— Begin —
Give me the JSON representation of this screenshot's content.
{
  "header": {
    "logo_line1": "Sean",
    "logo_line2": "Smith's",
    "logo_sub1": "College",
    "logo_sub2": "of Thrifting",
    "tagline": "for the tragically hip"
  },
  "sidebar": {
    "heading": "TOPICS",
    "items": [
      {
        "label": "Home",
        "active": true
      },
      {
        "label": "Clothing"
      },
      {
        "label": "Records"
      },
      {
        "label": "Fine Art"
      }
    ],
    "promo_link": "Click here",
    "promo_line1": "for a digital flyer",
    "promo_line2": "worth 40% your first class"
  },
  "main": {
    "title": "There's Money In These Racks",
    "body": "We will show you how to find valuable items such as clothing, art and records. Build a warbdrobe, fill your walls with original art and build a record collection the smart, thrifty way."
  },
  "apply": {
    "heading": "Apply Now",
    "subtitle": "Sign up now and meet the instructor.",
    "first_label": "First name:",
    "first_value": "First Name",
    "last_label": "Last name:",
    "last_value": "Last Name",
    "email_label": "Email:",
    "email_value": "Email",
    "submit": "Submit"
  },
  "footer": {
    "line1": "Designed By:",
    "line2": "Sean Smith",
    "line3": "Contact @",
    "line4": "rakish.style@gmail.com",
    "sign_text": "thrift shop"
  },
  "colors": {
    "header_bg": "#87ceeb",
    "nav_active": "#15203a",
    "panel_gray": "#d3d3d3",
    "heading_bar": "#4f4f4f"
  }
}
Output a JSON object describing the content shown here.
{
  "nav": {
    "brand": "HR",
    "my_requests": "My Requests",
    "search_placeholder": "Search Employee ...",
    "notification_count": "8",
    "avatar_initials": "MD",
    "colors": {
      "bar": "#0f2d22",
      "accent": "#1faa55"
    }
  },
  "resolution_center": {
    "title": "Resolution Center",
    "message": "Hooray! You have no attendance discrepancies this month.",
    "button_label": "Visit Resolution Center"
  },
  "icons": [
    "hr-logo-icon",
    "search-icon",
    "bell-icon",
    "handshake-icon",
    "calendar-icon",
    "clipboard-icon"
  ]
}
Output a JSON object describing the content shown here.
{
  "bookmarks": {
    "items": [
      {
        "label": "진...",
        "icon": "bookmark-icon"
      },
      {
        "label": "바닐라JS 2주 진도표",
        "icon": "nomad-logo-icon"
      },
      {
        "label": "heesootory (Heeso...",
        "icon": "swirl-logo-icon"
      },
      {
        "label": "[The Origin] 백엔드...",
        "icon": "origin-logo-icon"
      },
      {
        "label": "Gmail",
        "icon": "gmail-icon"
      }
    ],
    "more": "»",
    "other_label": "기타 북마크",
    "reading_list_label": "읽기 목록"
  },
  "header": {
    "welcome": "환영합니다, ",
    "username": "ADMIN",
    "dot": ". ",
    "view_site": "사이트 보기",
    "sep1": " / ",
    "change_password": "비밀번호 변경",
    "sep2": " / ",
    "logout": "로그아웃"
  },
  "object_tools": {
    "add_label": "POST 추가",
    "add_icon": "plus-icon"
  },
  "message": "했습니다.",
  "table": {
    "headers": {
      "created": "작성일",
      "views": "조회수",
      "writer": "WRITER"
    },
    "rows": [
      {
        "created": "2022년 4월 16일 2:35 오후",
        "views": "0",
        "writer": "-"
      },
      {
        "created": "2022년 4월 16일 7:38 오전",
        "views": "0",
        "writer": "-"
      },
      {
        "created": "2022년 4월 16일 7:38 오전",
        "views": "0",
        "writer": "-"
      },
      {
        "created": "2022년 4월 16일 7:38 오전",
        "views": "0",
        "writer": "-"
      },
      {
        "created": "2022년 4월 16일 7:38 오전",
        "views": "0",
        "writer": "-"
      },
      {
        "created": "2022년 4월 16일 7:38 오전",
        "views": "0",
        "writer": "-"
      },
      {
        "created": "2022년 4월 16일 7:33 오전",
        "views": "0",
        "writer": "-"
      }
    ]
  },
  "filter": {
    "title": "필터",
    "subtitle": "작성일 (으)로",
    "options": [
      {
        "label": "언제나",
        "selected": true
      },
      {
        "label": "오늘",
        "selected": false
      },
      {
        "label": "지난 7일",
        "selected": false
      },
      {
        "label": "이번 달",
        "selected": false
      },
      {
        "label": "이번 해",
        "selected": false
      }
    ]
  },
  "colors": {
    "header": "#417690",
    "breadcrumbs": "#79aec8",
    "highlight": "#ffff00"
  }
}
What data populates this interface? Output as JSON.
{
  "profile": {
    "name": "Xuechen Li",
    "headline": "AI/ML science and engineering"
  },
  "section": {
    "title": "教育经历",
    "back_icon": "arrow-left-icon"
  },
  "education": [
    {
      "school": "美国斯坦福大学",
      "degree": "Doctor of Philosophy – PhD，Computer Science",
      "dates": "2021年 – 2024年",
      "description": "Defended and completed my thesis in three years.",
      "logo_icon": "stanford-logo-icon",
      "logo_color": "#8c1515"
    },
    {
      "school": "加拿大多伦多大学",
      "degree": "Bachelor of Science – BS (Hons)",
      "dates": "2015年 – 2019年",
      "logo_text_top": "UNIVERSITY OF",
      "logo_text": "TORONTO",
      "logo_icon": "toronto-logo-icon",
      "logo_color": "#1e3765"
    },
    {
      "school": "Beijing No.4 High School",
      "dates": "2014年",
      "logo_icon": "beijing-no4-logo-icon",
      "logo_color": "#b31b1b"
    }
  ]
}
— End —
== Aim ==
Begin at the line containing "What data populates" and reproduce each line through the end of the records above.

== Final result ==
What data populates this interface? Output as JSON.
{
  "profile": {
    "name": "Xuechen Li",
    "headline": "AI/ML science and engineering"
  },
  "section": {
    "title": "教育经历",
    "back_icon": "arrow-left-icon"
  },
  "education": [
    {
      "school": "美国斯坦福大学",
      "degree": "Doctor of Philosophy – PhD，Computer Science",
      "dates": "2021年 – 2024年",
      "description": "Defended and completed my thesis in three years.",
      "logo_icon": "stanford-logo-icon",
      "logo_color": "#8c1515"
    },
    {
      "school": "加拿大多伦多大学",
      "degree": "Bachelor of Science – BS (Hons)",
      "dates": "2015年 – 2019年",
      "logo_text_top": "UNIVERSITY OF",
      "logo_text": "TORONTO",
      "logo_icon": "toronto-logo-icon",
      "logo_color": "#1e3765"
    },
    {
      "school": "Beijing No.4 High School",
      "dates": "2014年",
      "logo_icon": "beijing-no4-logo-icon",
      "logo_color": "#b31b1b"
    }
  ]
}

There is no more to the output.